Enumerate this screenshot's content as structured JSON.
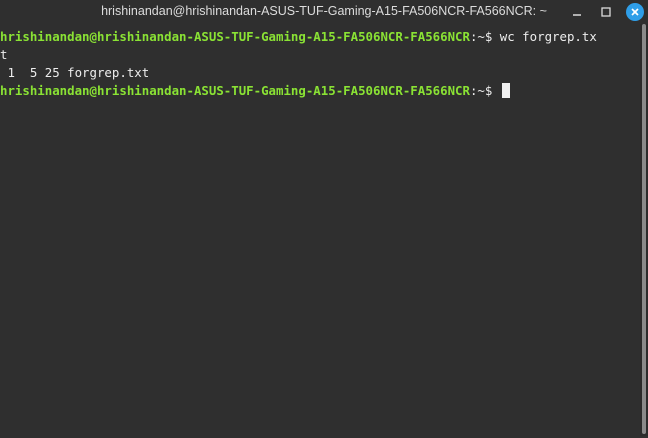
{
  "window": {
    "title": "hrishinandan@hrishinandan-ASUS-TUF-Gaming-A15-FA506NCR-FA566NCR: ~",
    "controls": {
      "minimize_icon": "minimize-icon",
      "maximize_icon": "maximize-icon",
      "close_icon": "close-icon",
      "close_color": "#2f9ee8"
    }
  },
  "terminal": {
    "prompt_color": "#8ae234",
    "lines": [
      {
        "prompt": "hrishinandan@hrishinandan-ASUS-TUF-Gaming-A15-FA506NCR-FA566NCR",
        "suffix": ":~$ wc forgrep.tx"
      },
      {
        "text": "t"
      },
      {
        "text": " 1  5 25 forgrep.txt"
      },
      {
        "prompt": "hrishinandan@hrishinandan-ASUS-TUF-Gaming-A15-FA506NCR-FA566NCR",
        "suffix": ":~$ "
      }
    ]
  }
}
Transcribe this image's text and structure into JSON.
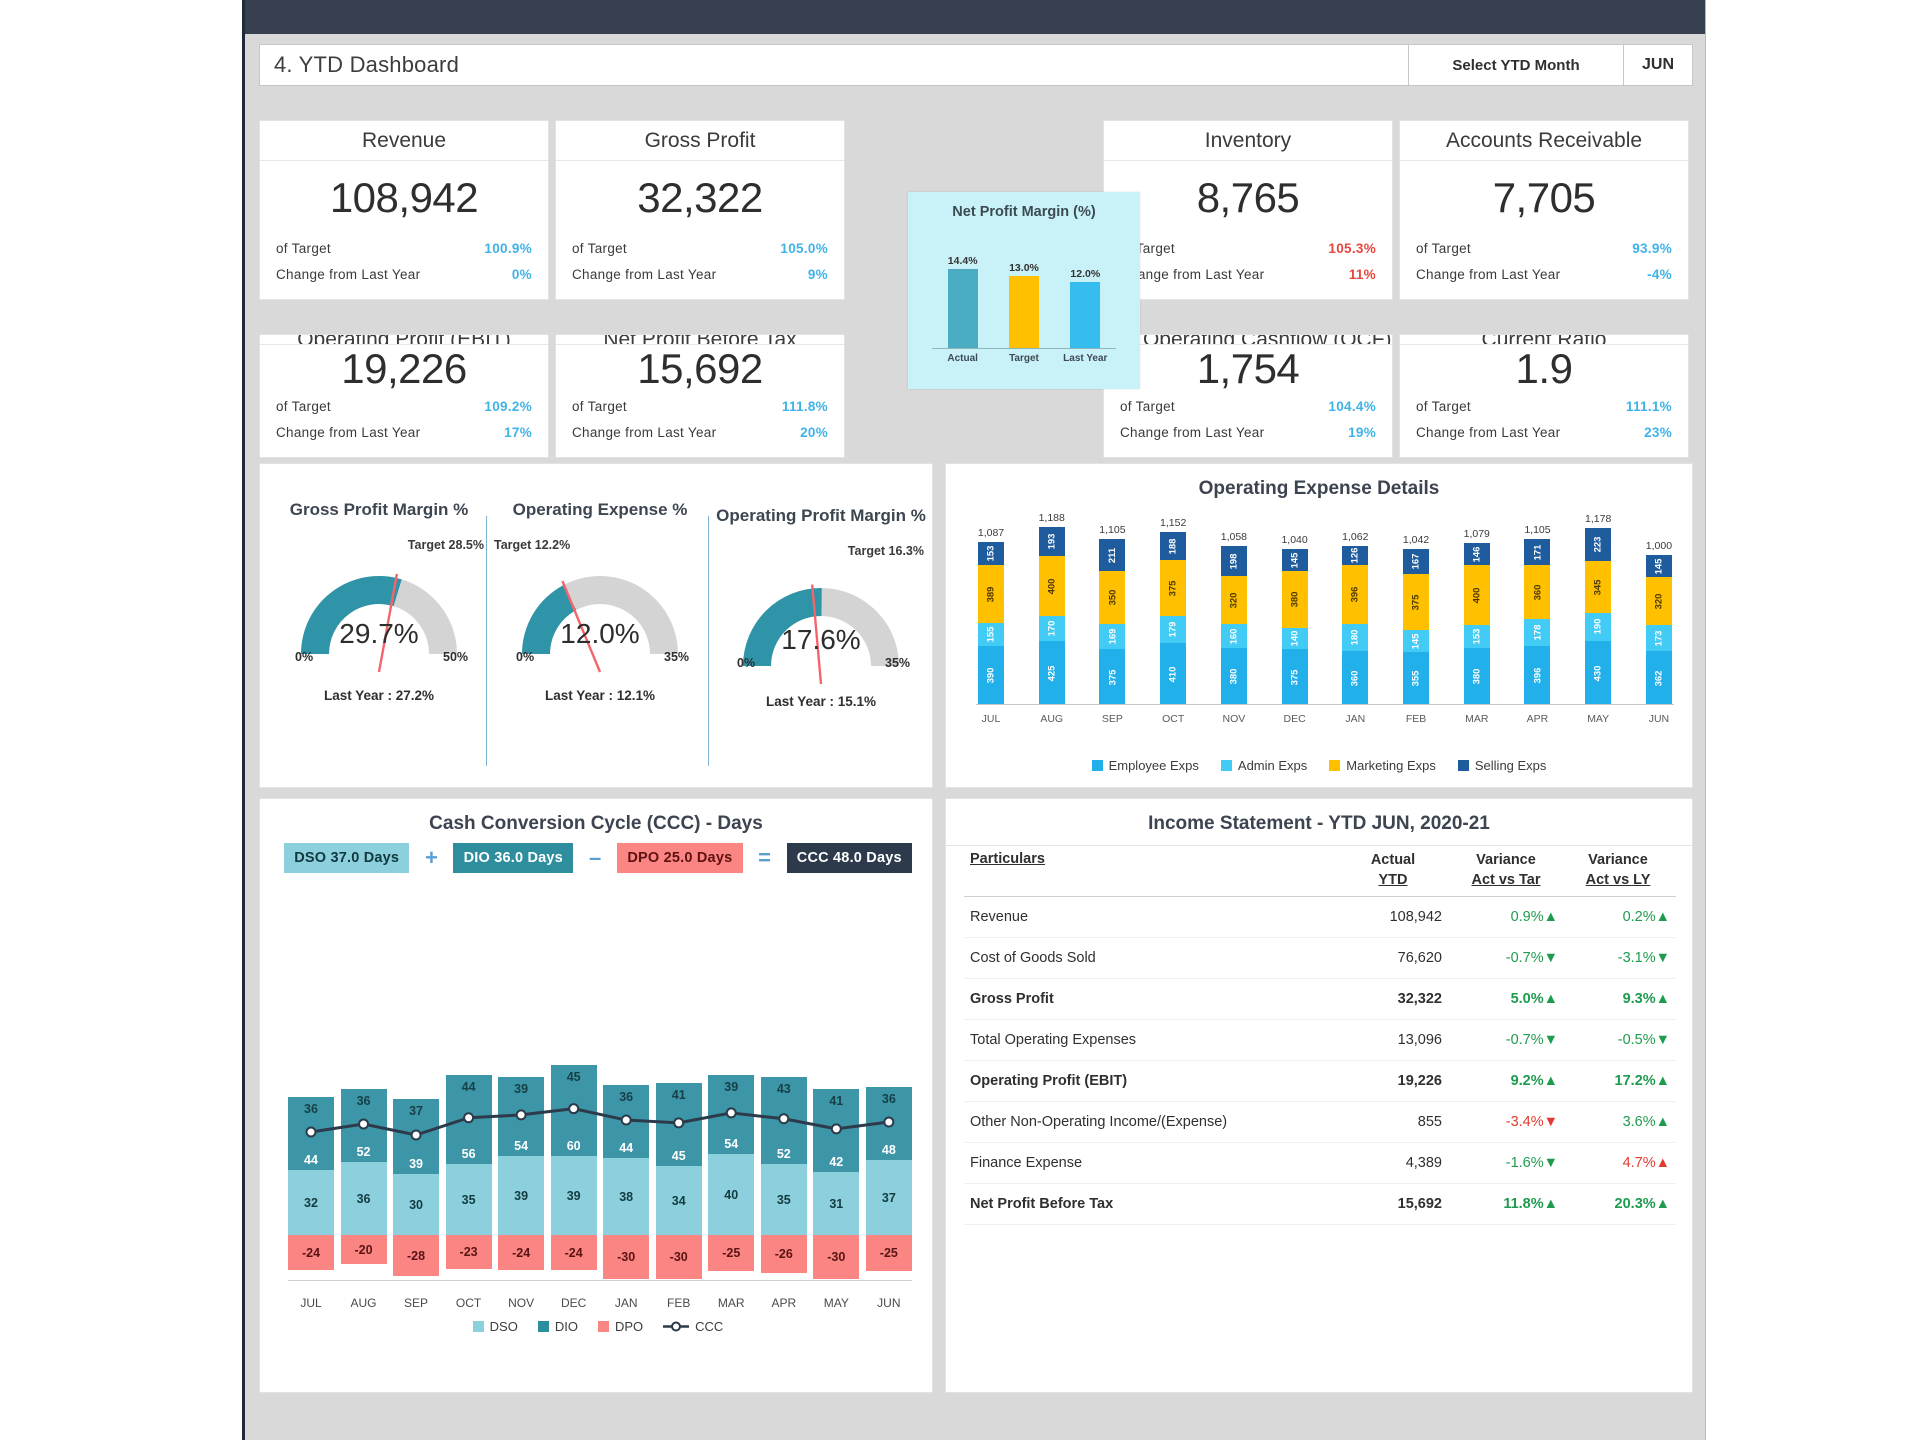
{
  "header": {
    "title": "4. YTD Dashboard",
    "select_label": "Select YTD Month",
    "month": "JUN"
  },
  "kpis": [
    {
      "name": "revenue",
      "title": "Revenue",
      "value": "108,942",
      "target_label": "of Target",
      "target_value": "100.9%",
      "target_color": "blue",
      "change_label": "Change from Last Year",
      "change_value": "0%",
      "change_color": "blue"
    },
    {
      "name": "gross-profit",
      "title": "Gross Profit",
      "value": "32,322",
      "target_label": "of Target",
      "target_value": "105.0%",
      "target_color": "blue",
      "change_label": "Change from Last Year",
      "change_value": "9%",
      "change_color": "blue"
    },
    {
      "name": "inventory",
      "title": "Inventory",
      "value": "8,765",
      "target_label": "of Target",
      "target_value": "105.3%",
      "target_color": "red",
      "change_label": "Change from Last Year",
      "change_value": "11%",
      "change_color": "red"
    },
    {
      "name": "accounts-receivable",
      "title": "Accounts Receivable",
      "value": "7,705",
      "target_label": "of Target",
      "target_value": "93.9%",
      "target_color": "blue",
      "change_label": "Change from Last Year",
      "change_value": "-4%",
      "change_color": "blue"
    },
    {
      "name": "operating-profit-ebit",
      "title": "Operating Profit (EBIT)",
      "value": "19,226",
      "target_label": "of Target",
      "target_value": "109.2%",
      "target_color": "blue",
      "change_label": "Change from Last Year",
      "change_value": "17%",
      "change_color": "blue"
    },
    {
      "name": "net-profit-before-tax",
      "title": "Net Profit Before Tax",
      "value": "15,692",
      "target_label": "of Target",
      "target_value": "111.8%",
      "target_color": "blue",
      "change_label": "Change from Last Year",
      "change_value": "20%",
      "change_color": "blue"
    },
    {
      "name": "net-operating-cashflow",
      "title": "Net Operating Cashflow (OCF)",
      "value": "1,754",
      "target_label": "of Target",
      "target_value": "104.4%",
      "target_color": "blue",
      "change_label": "Change from Last Year",
      "change_value": "19%",
      "change_color": "blue"
    },
    {
      "name": "current-ratio",
      "title": "Current Ratio",
      "value": "1.9",
      "target_label": "of Target",
      "target_value": "111.1%",
      "target_color": "blue",
      "change_label": "Change from Last Year",
      "change_value": "23%",
      "change_color": "blue"
    }
  ],
  "popup": {
    "chart_data": {
      "type": "bar",
      "title": "Net Profit Margin (%)",
      "categories": [
        "Actual",
        "Target",
        "Last Year"
      ],
      "values": [
        14.4,
        13.0,
        12.0
      ],
      "labels": [
        "14.4%",
        "13.0%",
        "12.0%"
      ],
      "colors": [
        "#4aacc0",
        "#ffc000",
        "#35bdf0"
      ],
      "ylim": [
        0,
        16
      ]
    }
  },
  "gauges": [
    {
      "name": "gross-profit-margin",
      "title": "Gross Profit Margin %",
      "target_label": "Target 28.5%",
      "value_label": "29.7%",
      "min_label": "0%",
      "max_label": "50%",
      "last_year": "Last Year : 27.2%",
      "value": 29.7,
      "target": 28.5,
      "max": 50
    },
    {
      "name": "operating-expense",
      "title": "Operating Expense %",
      "target_label": "Target 12.2%",
      "value_label": "12.0%",
      "min_label": "0%",
      "max_label": "35%",
      "last_year": "Last Year : 12.1%",
      "value": 12.0,
      "target": 12.2,
      "max": 35
    },
    {
      "name": "operating-profit-margin",
      "title": "Operating Profit Margin %",
      "target_label": "Target 16.3%",
      "value_label": "17.6%",
      "min_label": "0%",
      "max_label": "35%",
      "last_year": "Last Year : 15.1%",
      "value": 17.6,
      "target": 16.3,
      "max": 35
    }
  ],
  "opex": {
    "title": "Operating Expense Details",
    "chart_data": {
      "type": "bar",
      "title": "Operating Expense Details",
      "stacked": true,
      "categories": [
        "JUL",
        "AUG",
        "SEP",
        "OCT",
        "NOV",
        "DEC",
        "JAN",
        "FEB",
        "MAR",
        "APR",
        "MAY",
        "JUN"
      ],
      "series": [
        {
          "name": "Employee Exps",
          "color": "#22b0ea",
          "values": [
            390,
            425,
            375,
            410,
            380,
            375,
            360,
            355,
            380,
            396,
            430,
            362
          ]
        },
        {
          "name": "Admin Exps",
          "color": "#41cbf5",
          "values": [
            155,
            170,
            169,
            179,
            160,
            140,
            180,
            145,
            153,
            178,
            190,
            173
          ]
        },
        {
          "name": "Marketing Exps",
          "color": "#ffc000",
          "values": [
            389,
            400,
            350,
            375,
            320,
            380,
            396,
            375,
            400,
            360,
            345,
            320
          ]
        },
        {
          "name": "Selling Exps",
          "color": "#1f5c9e",
          "values": [
            153,
            193,
            211,
            188,
            198,
            145,
            126,
            167,
            146,
            171,
            223,
            145
          ]
        }
      ],
      "totals": [
        "1,087",
        "1,188",
        "1,105",
        "1,152",
        "1,058",
        "1,040",
        "1,062",
        "1,042",
        "1,079",
        "1,105",
        "1,178",
        "1,000"
      ],
      "total_values": [
        1087,
        1188,
        1105,
        1152,
        1058,
        1040,
        1062,
        1042,
        1079,
        1105,
        1178,
        1000
      ]
    }
  },
  "ccc": {
    "title": "Cash Conversion Cycle (CCC) - Days",
    "badges": [
      {
        "name": "dso-badge",
        "label": "DSO 37.0 Days",
        "bg": "#8bd0dc",
        "fg": "#123840"
      },
      {
        "name": "plus-operator",
        "label": "+",
        "bg": "",
        "fg": "#5a9fd4"
      },
      {
        "name": "dio-badge",
        "label": "DIO 36.0 Days",
        "bg": "#2f8e9e",
        "fg": "#ffffff"
      },
      {
        "name": "minus-operator",
        "label": "–",
        "bg": "",
        "fg": "#5a9fd4"
      },
      {
        "name": "dpo-badge",
        "label": "DPO 25.0 Days",
        "bg": "#fa8583",
        "fg": "#5e1212"
      },
      {
        "name": "equals-operator",
        "label": "=",
        "bg": "",
        "fg": "#5a9fd4"
      },
      {
        "name": "ccc-badge",
        "label": "CCC 48.0 Days",
        "bg": "#2c3a4b",
        "fg": "#ffffff"
      }
    ],
    "chart_data": {
      "type": "bar",
      "title": "Cash Conversion Cycle (CCC) - Days",
      "categories": [
        "JUL",
        "AUG",
        "SEP",
        "OCT",
        "NOV",
        "DEC",
        "JAN",
        "FEB",
        "MAR",
        "APR",
        "MAY",
        "JUN"
      ],
      "series": [
        {
          "name": "DSO",
          "color": "#8bd0dc",
          "values": [
            32,
            36,
            30,
            35,
            39,
            39,
            38,
            34,
            40,
            35,
            31,
            37
          ]
        },
        {
          "name": "DIO",
          "color": "#2f8e9e",
          "values": [
            36,
            36,
            37,
            44,
            39,
            45,
            36,
            41,
            39,
            43,
            41,
            36
          ]
        },
        {
          "name": "DPO",
          "color": "#fa8583",
          "values": [
            -24,
            -20,
            -28,
            -23,
            -24,
            -24,
            -30,
            -30,
            -25,
            -26,
            -30,
            -25
          ]
        },
        {
          "name": "CCC",
          "color": "#2c3a4b",
          "values": [
            44,
            52,
            39,
            56,
            54,
            60,
            44,
            45,
            54,
            52,
            42,
            48
          ]
        }
      ],
      "legend": [
        "DSO",
        "DIO",
        "DPO",
        "CCC"
      ]
    }
  },
  "income_statement": {
    "title": "Income Statement - YTD JUN, 2020-21",
    "columns": {
      "particulars": "Particulars",
      "actual_line1": "Actual",
      "actual_line2": "YTD",
      "var_target_line1": "Variance",
      "var_target_line2": "Act vs Tar",
      "var_ly_line1": "Variance",
      "var_ly_line2": "Act vs LY"
    },
    "rows": [
      {
        "label": "Revenue",
        "actual": "108,942",
        "var_target": "0.9%",
        "vt_dir": "up",
        "var_ly": "0.2%",
        "vl_dir": "up",
        "bold": false
      },
      {
        "label": "Cost of Goods Sold",
        "actual": "76,620",
        "var_target": "-0.7%",
        "vt_dir": "down",
        "var_ly": "-3.1%",
        "vl_dir": "down",
        "bold": false
      },
      {
        "label": "Gross Profit",
        "actual": "32,322",
        "var_target": "5.0%",
        "vt_dir": "up",
        "var_ly": "9.3%",
        "vl_dir": "up",
        "bold": true
      },
      {
        "label": "Total Operating Expenses",
        "actual": "13,096",
        "var_target": "-0.7%",
        "vt_dir": "down",
        "var_ly": "-0.5%",
        "vl_dir": "down",
        "bold": false
      },
      {
        "label": "Operating Profit (EBIT)",
        "actual": "19,226",
        "var_target": "9.2%",
        "vt_dir": "up",
        "var_ly": "17.2%",
        "vl_dir": "up",
        "bold": true
      },
      {
        "label": "Other Non-Operating Income/(Expense)",
        "actual": "855",
        "var_target": "-3.4%",
        "vt_dir": "down-red",
        "var_ly": "3.6%",
        "vl_dir": "up",
        "bold": false
      },
      {
        "label": "Finance Expense",
        "actual": "4,389",
        "var_target": "-1.6%",
        "vt_dir": "down",
        "var_ly": "4.7%",
        "vl_dir": "up-red",
        "bold": false
      },
      {
        "label": "Net Profit Before Tax",
        "actual": "15,692",
        "var_target": "11.8%",
        "vt_dir": "up",
        "var_ly": "20.3%",
        "vl_dir": "up",
        "bold": true
      }
    ]
  }
}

==============================

**GIVEN REQUEST**
Copy whichever lines in the listing above contain the word "forgrep".

**RESULT**
        "suffix": ":~$ wc forgrep.tx"
        "text": " 1  5 25 forgrep.txt"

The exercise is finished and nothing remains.